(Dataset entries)
------------------------------------------------

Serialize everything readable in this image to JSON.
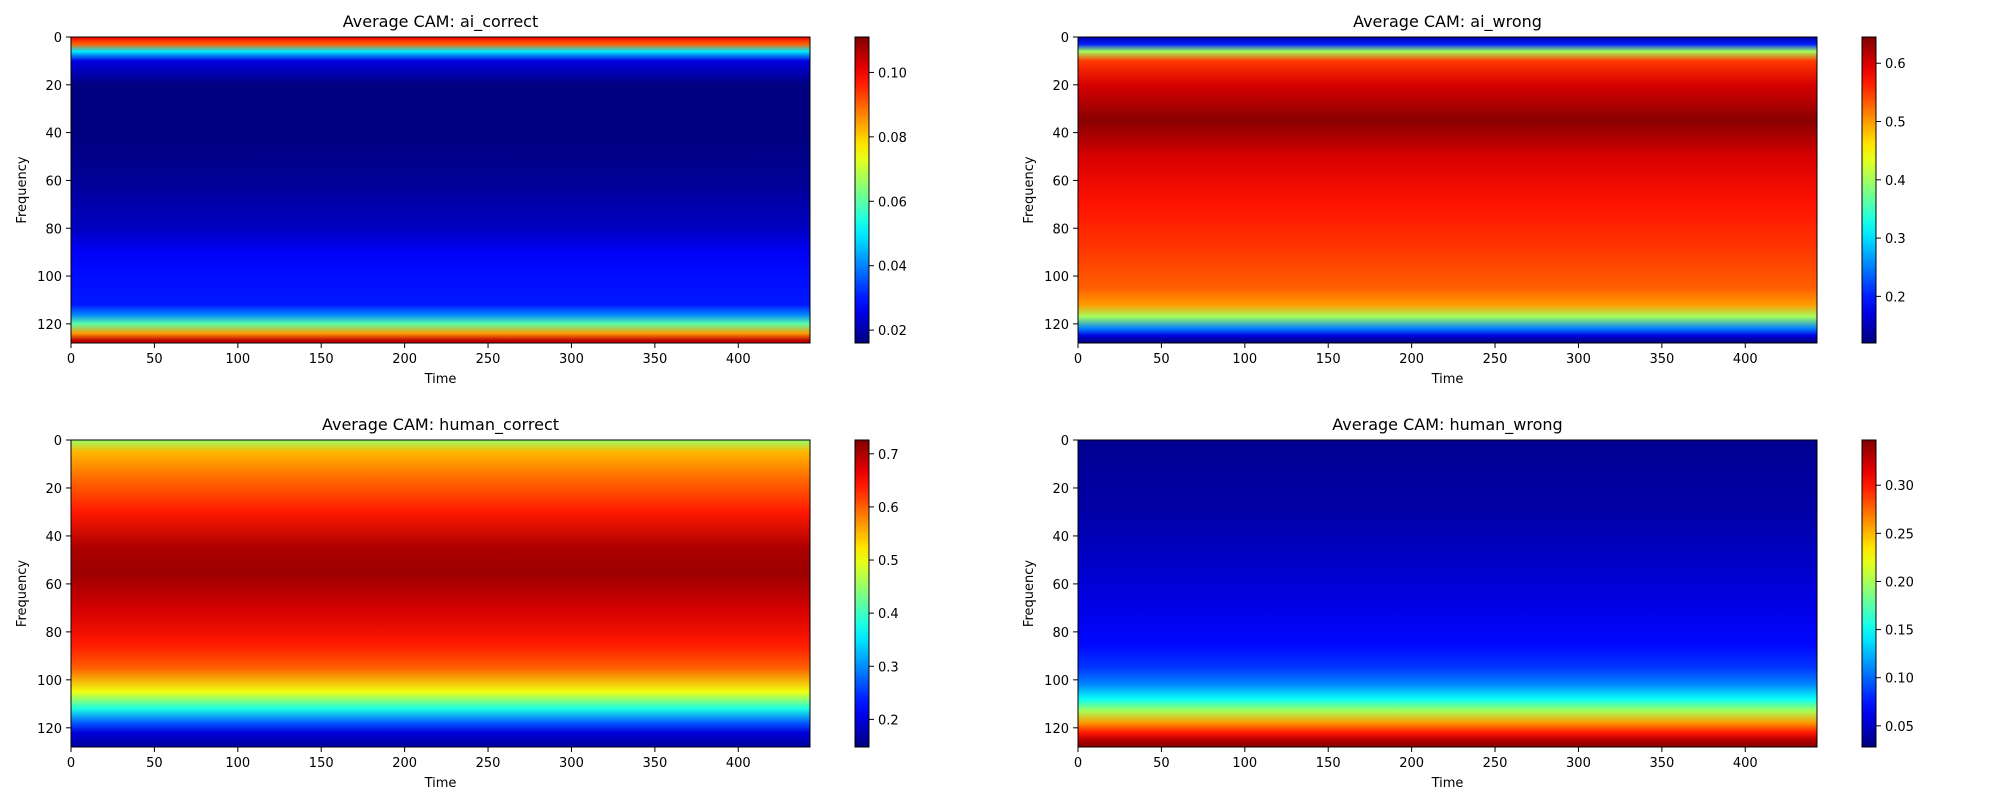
{
  "chart_data": [
    {
      "type": "heatmap",
      "title": "Average CAM: ai_correct",
      "xlabel": "Time",
      "ylabel": "Frequency",
      "xlim": [
        0,
        443
      ],
      "ylim": [
        128,
        0
      ],
      "xticks": [
        0,
        50,
        100,
        150,
        200,
        250,
        300,
        350,
        400
      ],
      "yticks": [
        0,
        20,
        40,
        60,
        80,
        100,
        120
      ],
      "colormap": "jet",
      "clim": [
        0.016,
        0.111
      ],
      "colorbar_ticks": [
        "0.02",
        "0.04",
        "0.06",
        "0.08",
        "0.10"
      ],
      "colorbar_tick_values": [
        0.02,
        0.04,
        0.06,
        0.08,
        0.1
      ],
      "row_profile": {
        "frequency": [
          0,
          3,
          6,
          10,
          20,
          40,
          60,
          80,
          90,
          100,
          112,
          116,
          120,
          124,
          127
        ],
        "value": [
          0.1,
          0.09,
          0.05,
          0.025,
          0.016,
          0.016,
          0.018,
          0.022,
          0.027,
          0.029,
          0.03,
          0.04,
          0.06,
          0.085,
          0.105
        ]
      }
    },
    {
      "type": "heatmap",
      "title": "Average CAM: ai_wrong",
      "xlabel": "Time",
      "ylabel": "Frequency",
      "xlim": [
        0,
        443
      ],
      "ylim": [
        128,
        0
      ],
      "xticks": [
        0,
        50,
        100,
        150,
        200,
        250,
        300,
        350,
        400
      ],
      "yticks": [
        0,
        20,
        40,
        60,
        80,
        100,
        120
      ],
      "colormap": "jet",
      "clim": [
        0.12,
        0.645
      ],
      "colorbar_ticks": [
        "0.2",
        "0.3",
        "0.4",
        "0.5",
        "0.6"
      ],
      "colorbar_tick_values": [
        0.2,
        0.3,
        0.4,
        0.5,
        0.6
      ],
      "row_profile": {
        "frequency": [
          0,
          3,
          6,
          10,
          20,
          35,
          50,
          70,
          90,
          105,
          112,
          117,
          122,
          125,
          127
        ],
        "value": [
          0.14,
          0.2,
          0.4,
          0.55,
          0.6,
          0.64,
          0.6,
          0.57,
          0.55,
          0.53,
          0.5,
          0.4,
          0.25,
          0.17,
          0.13
        ]
      }
    },
    {
      "type": "heatmap",
      "title": "Average CAM: human_correct",
      "xlabel": "Time",
      "ylabel": "Frequency",
      "xlim": [
        0,
        443
      ],
      "ylim": [
        128,
        0
      ],
      "xticks": [
        0,
        50,
        100,
        150,
        200,
        250,
        300,
        350,
        400
      ],
      "yticks": [
        0,
        20,
        40,
        60,
        80,
        100,
        120
      ],
      "colormap": "jet",
      "clim": [
        0.148,
        0.726
      ],
      "colorbar_ticks": [
        "0.2",
        "0.3",
        "0.4",
        "0.5",
        "0.6",
        "0.7"
      ],
      "colorbar_tick_values": [
        0.2,
        0.3,
        0.4,
        0.5,
        0.6,
        0.7
      ],
      "row_profile": {
        "frequency": [
          0,
          5,
          15,
          30,
          45,
          55,
          70,
          85,
          95,
          105,
          112,
          118,
          122,
          127
        ],
        "value": [
          0.45,
          0.55,
          0.59,
          0.64,
          0.7,
          0.71,
          0.68,
          0.64,
          0.6,
          0.5,
          0.38,
          0.27,
          0.2,
          0.17
        ]
      }
    },
    {
      "type": "heatmap",
      "title": "Average CAM: human_wrong",
      "xlabel": "Time",
      "ylabel": "Frequency",
      "xlim": [
        0,
        443
      ],
      "ylim": [
        128,
        0
      ],
      "xticks": [
        0,
        50,
        100,
        150,
        200,
        250,
        300,
        350,
        400
      ],
      "yticks": [
        0,
        20,
        40,
        60,
        80,
        100,
        120
      ],
      "colormap": "jet",
      "clim": [
        0.028,
        0.347
      ],
      "colorbar_ticks": [
        "0.05",
        "0.10",
        "0.15",
        "0.20",
        "0.25",
        "0.30"
      ],
      "colorbar_tick_values": [
        0.05,
        0.1,
        0.15,
        0.2,
        0.25,
        0.3
      ],
      "row_profile": {
        "frequency": [
          0,
          10,
          30,
          50,
          70,
          85,
          95,
          102,
          108,
          113,
          118,
          122,
          125,
          127
        ],
        "value": [
          0.033,
          0.036,
          0.04,
          0.05,
          0.06,
          0.07,
          0.085,
          0.11,
          0.15,
          0.2,
          0.26,
          0.3,
          0.33,
          0.34
        ]
      }
    }
  ]
}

------------------------------------------------

- _EXERCISE INSTRUCTIONS_: Write the full listing out again with every line unchanged, but include no pictures.

- _WRITTEN SOLUTION_:
Serialize everything readable in this image to JSON.
{
  "chart_data": [
    {
      "type": "heatmap",
      "title": "Average CAM: ai_correct",
      "xlabel": "Time",
      "ylabel": "Frequency",
      "xlim": [
        0,
        443
      ],
      "ylim": [
        128,
        0
      ],
      "xticks": [
        0,
        50,
        100,
        150,
        200,
        250,
        300,
        350,
        400
      ],
      "yticks": [
        0,
        20,
        40,
        60,
        80,
        100,
        120
      ],
      "colormap": "jet",
      "clim": [
        0.016,
        0.111
      ],
      "colorbar_ticks": [
        "0.02",
        "0.04",
        "0.06",
        "0.08",
        "0.10"
      ],
      "colorbar_tick_values": [
        0.02,
        0.04,
        0.06,
        0.08,
        0.1
      ],
      "row_profile": {
        "frequency": [
          0,
          3,
          6,
          10,
          20,
          40,
          60,
          80,
          90,
          100,
          112,
          116,
          120,
          124,
          127
        ],
        "value": [
          0.1,
          0.09,
          0.05,
          0.025,
          0.016,
          0.016,
          0.018,
          0.022,
          0.027,
          0.029,
          0.03,
          0.04,
          0.06,
          0.085,
          0.105
        ]
      }
    },
    {
      "type": "heatmap",
      "title": "Average CAM: ai_wrong",
      "xlabel": "Time",
      "ylabel": "Frequency",
      "xlim": [
        0,
        443
      ],
      "ylim": [
        128,
        0
      ],
      "xticks": [
        0,
        50,
        100,
        150,
        200,
        250,
        300,
        350,
        400
      ],
      "yticks": [
        0,
        20,
        40,
        60,
        80,
        100,
        120
      ],
      "colormap": "jet",
      "clim": [
        0.12,
        0.645
      ],
      "colorbar_ticks": [
        "0.2",
        "0.3",
        "0.4",
        "0.5",
        "0.6"
      ],
      "colorbar_tick_values": [
        0.2,
        0.3,
        0.4,
        0.5,
        0.6
      ],
      "row_profile": {
        "frequency": [
          0,
          3,
          6,
          10,
          20,
          35,
          50,
          70,
          90,
          105,
          112,
          117,
          122,
          125,
          127
        ],
        "value": [
          0.14,
          0.2,
          0.4,
          0.55,
          0.6,
          0.64,
          0.6,
          0.57,
          0.55,
          0.53,
          0.5,
          0.4,
          0.25,
          0.17,
          0.13
        ]
      }
    },
    {
      "type": "heatmap",
      "title": "Average CAM: human_correct",
      "xlabel": "Time",
      "ylabel": "Frequency",
      "xlim": [
        0,
        443
      ],
      "ylim": [
        128,
        0
      ],
      "xticks": [
        0,
        50,
        100,
        150,
        200,
        250,
        300,
        350,
        400
      ],
      "yticks": [
        0,
        20,
        40,
        60,
        80,
        100,
        120
      ],
      "colormap": "jet",
      "clim": [
        0.148,
        0.726
      ],
      "colorbar_ticks": [
        "0.2",
        "0.3",
        "0.4",
        "0.5",
        "0.6",
        "0.7"
      ],
      "colorbar_tick_values": [
        0.2,
        0.3,
        0.4,
        0.5,
        0.6,
        0.7
      ],
      "row_profile": {
        "frequency": [
          0,
          5,
          15,
          30,
          45,
          55,
          70,
          85,
          95,
          105,
          112,
          118,
          122,
          127
        ],
        "value": [
          0.45,
          0.55,
          0.59,
          0.64,
          0.7,
          0.71,
          0.68,
          0.64,
          0.6,
          0.5,
          0.38,
          0.27,
          0.2,
          0.17
        ]
      }
    },
    {
      "type": "heatmap",
      "title": "Average CAM: human_wrong",
      "xlabel": "Time",
      "ylabel": "Frequency",
      "xlim": [
        0,
        443
      ],
      "ylim": [
        128,
        0
      ],
      "xticks": [
        0,
        50,
        100,
        150,
        200,
        250,
        300,
        350,
        400
      ],
      "yticks": [
        0,
        20,
        40,
        60,
        80,
        100,
        120
      ],
      "colormap": "jet",
      "clim": [
        0.028,
        0.347
      ],
      "colorbar_ticks": [
        "0.05",
        "0.10",
        "0.15",
        "0.20",
        "0.25",
        "0.30"
      ],
      "colorbar_tick_values": [
        0.05,
        0.1,
        0.15,
        0.2,
        0.25,
        0.3
      ],
      "row_profile": {
        "frequency": [
          0,
          10,
          30,
          50,
          70,
          85,
          95,
          102,
          108,
          113,
          118,
          122,
          125,
          127
        ],
        "value": [
          0.033,
          0.036,
          0.04,
          0.05,
          0.06,
          0.07,
          0.085,
          0.11,
          0.15,
          0.2,
          0.26,
          0.3,
          0.33,
          0.34
        ]
      }
    }
  ]
}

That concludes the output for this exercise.